[Start of DATA ENTRIES]

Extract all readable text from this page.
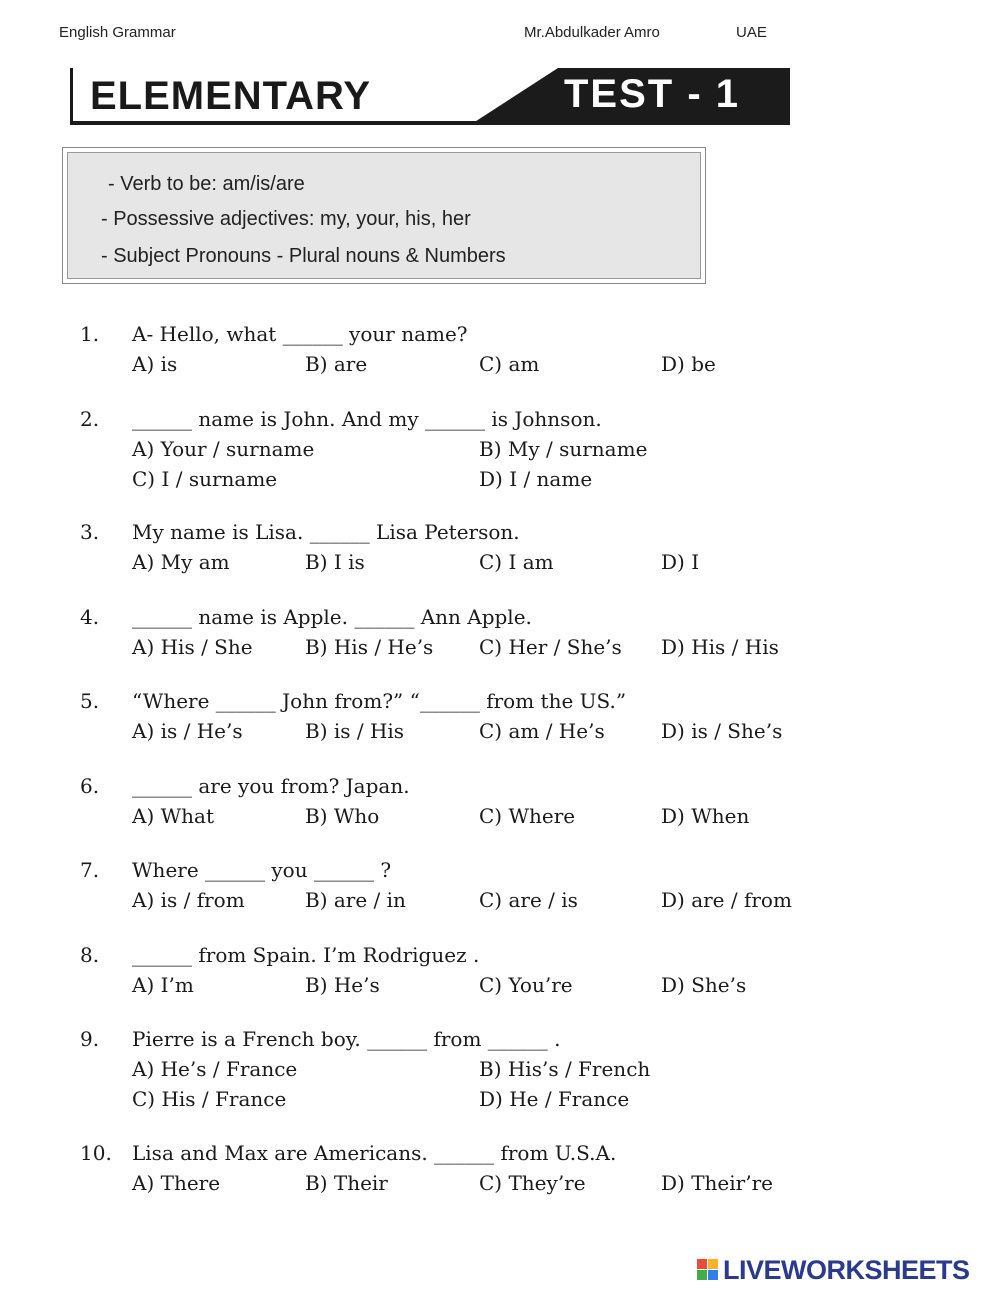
English Grammar	Mr.Abdulkader Amro	UAE
ELEMENTARY	TEST - 1
- Verb to be: am/is/are
- Possessive adjectives: my, your, his, her
- Subject Pronouns - Plural nouns & Numbers
1. A- Hello, what ______ your name?
A) is	B) are	C) am	D) be
2. ______ name is John. And my ______ is Johnson.
A) Your / surname	B) My / surname
C) I / surname	D) I / name
3. My name is Lisa. ______ Lisa Peterson.
A) My am	B) I is	C) I am	D) I
4. ______ name is Apple. ______ Ann Apple.
A) His / She	B) His / He’s C) Her / She’s D) His / His
5. “Where ______ John from?” “______ from the US.”
A) is / He’s	B) is / His	C) am / He’s	D) is / She’s
6. ______ are you from? Japan.
A) What	B) Who	C) Where	D) When
7. Where ______ you ______ ?
A) is / from	B) are / in	C) are / is	D) are / from
8. ______ from Spain. I’m Rodriguez .
A) I’m	B) He’s	C) You’re	D) She’s
9. Pierre is a French boy. ______ from ______ .
A) He’s / France	B) His’s / French
C) His / France	D) He / France
10. Lisa and Max are Americans. ______ from U.S.A.
A) There	B) Their	C) They’re	D) Their’re
LIVEWORKSHEETS
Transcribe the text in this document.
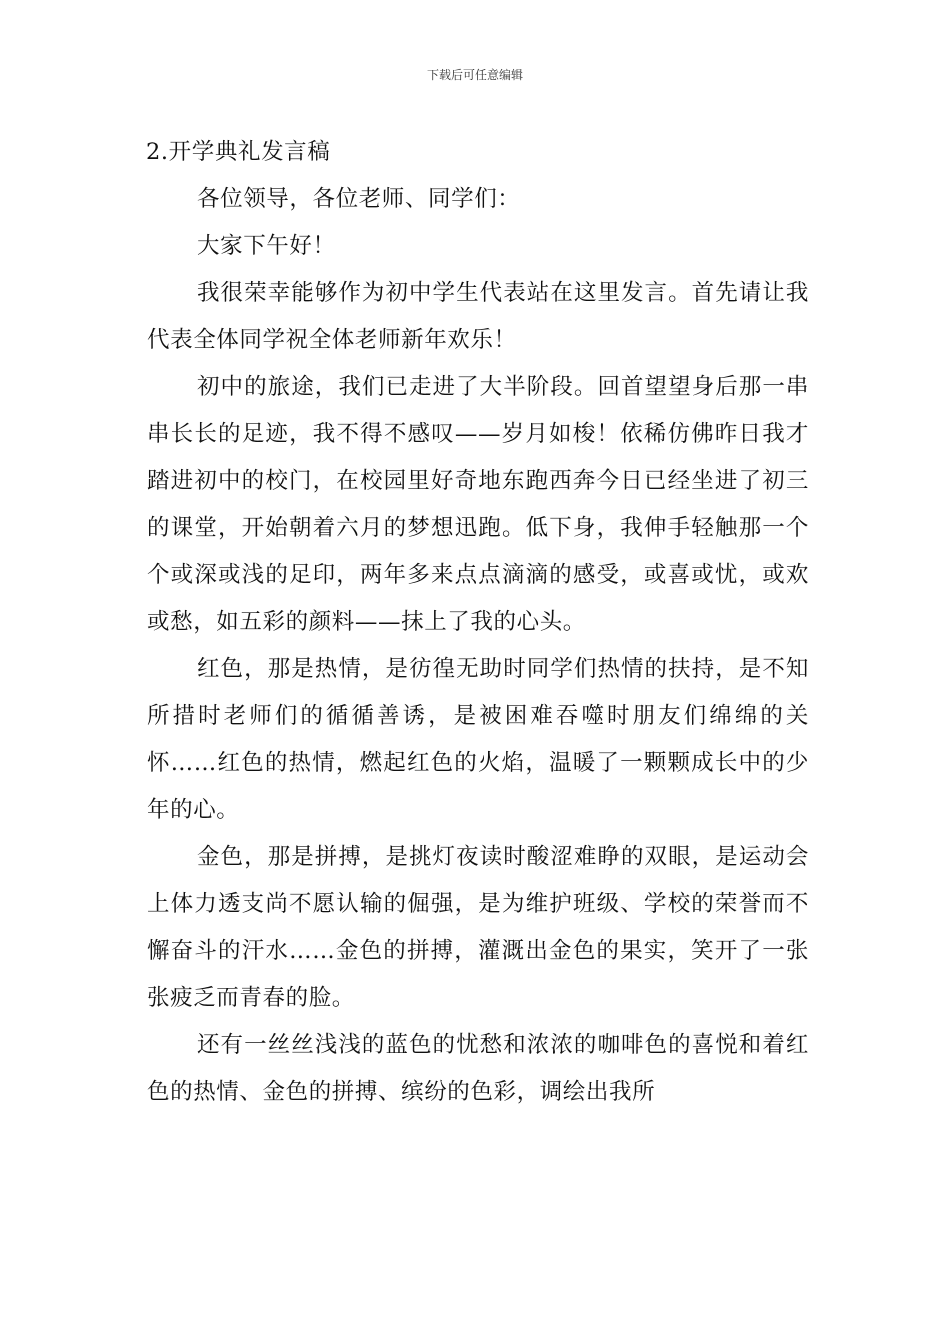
下载后可任意编辑
2.开学典礼发言稿

各位领导，各位老师、同学们：

大家下午好！

我很荣幸能够作为初中学生代表站在这里发言。首先请让我代表全体同学祝全体老师新年欢乐！

初中的旅途，我们已走进了大半阶段。回首望望身后那一串串长长的足迹，我不得不感叹——岁月如梭！依稀仿佛昨日我才踏进初中的校门，在校园里好奇地东跑西奔今日已经坐进了初三的课堂，开始朝着六月的梦想迅跑。低下身，我伸手轻触那一个个或深或浅的足印，两年多来点点滴滴的感受，或喜或忧，或欢或愁，如五彩的颜料——抹上了我的心头。

红色，那是热情，是彷徨无助时同学们热情的扶持，是不知所措时老师们的循循善诱，是被困难吞噬时朋友们绵绵的关怀……红色的热情，燃起红色的火焰，温暖了一颗颗成长中的少年的心。

金色，那是拼搏，是挑灯夜读时酸涩难睁的双眼，是运动会上体力透支尚不愿认输的倔强，是为维护班级、学校的荣誉而不懈奋斗的汗水……金色的拼搏，灌溉出金色的果实，笑开了一张张疲乏而青春的脸。

还有一丝丝浅浅的蓝色的忧愁和浓浓的咖啡色的喜悦和着红色的热情、金色的拼搏、缤纷的色彩，调绘出我所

[End of DATA ENTRIES]

**SET EXERCISE:**
Leave the pictures out and write out every entry exactly as given.

**COMPLETE RESPONSE:**
Extract all readable text from this page.
English Grammar	Mr.Abdulkader Amro	UAE
ELEMENTARY	TEST - 1
- Verb to be: am/is/are
- Possessive adjectives: my, your, his, her
- Subject Pronouns - Plural nouns & Numbers
1. A- Hello, what ______ your name?
A) is	B) are	C) am	D) be
2. ______ name is John. And my ______ is Johnson.
A) Your / surname	B) My / surname
C) I / surname	D) I / name
3. My name is Lisa. ______ Lisa Peterson.
A) My am	B) I is	C) I am	D) I
4. ______ name is Apple. ______ Ann Apple.
A) His / She	B) His / He’s C) Her / She’s D) His / His
5. “Where ______ John from?” “______ from the US.”
A) is / He’s	B) is / His	C) am / He’s	D) is / She’s
6. ______ are you from? Japan.
A) What	B) Who	C) Where	D) When
7. Where ______ you ______ ?
A) is / from	B) are / in	C) are / is	D) are / from
8. ______ from Spain. I’m Rodriguez .
A) I’m	B) He’s	C) You’re	D) She’s
9. Pierre is a French boy. ______ from ______ .
A) He’s / France	B) His’s / French
C) His / France	D) He / France
10. Lisa and Max are Americans. ______ from U.S.A.
A) There	B) Their	C) They’re	D) Their’re
LIVEWORKSHEETS
Transcribe the text in this document.
下载后可任意编辑
2.开学典礼发言稿

各位领导，各位老师、同学们：

大家下午好！

我很荣幸能够作为初中学生代表站在这里发言。首先请让我代表全体同学祝全体老师新年欢乐！

初中的旅途，我们已走进了大半阶段。回首望望身后那一串串长长的足迹，我不得不感叹——岁月如梭！依稀仿佛昨日我才踏进初中的校门，在校园里好奇地东跑西奔今日已经坐进了初三的课堂，开始朝着六月的梦想迅跑。低下身，我伸手轻触那一个个或深或浅的足印，两年多来点点滴滴的感受，或喜或忧，或欢或愁，如五彩的颜料——抹上了我的心头。

红色，那是热情，是彷徨无助时同学们热情的扶持，是不知所措时老师们的循循善诱，是被困难吞噬时朋友们绵绵的关怀……红色的热情，燃起红色的火焰，温暖了一颗颗成长中的少年的心。

金色，那是拼搏，是挑灯夜读时酸涩难睁的双眼，是运动会上体力透支尚不愿认输的倔强，是为维护班级、学校的荣誉而不懈奋斗的汗水……金色的拼搏，灌溉出金色的果实，笑开了一张张疲乏而青春的脸。

还有一丝丝浅浅的蓝色的忧愁和浓浓的咖啡色的喜悦和着红色的热情、金色的拼搏、缤纷的色彩，调绘出我所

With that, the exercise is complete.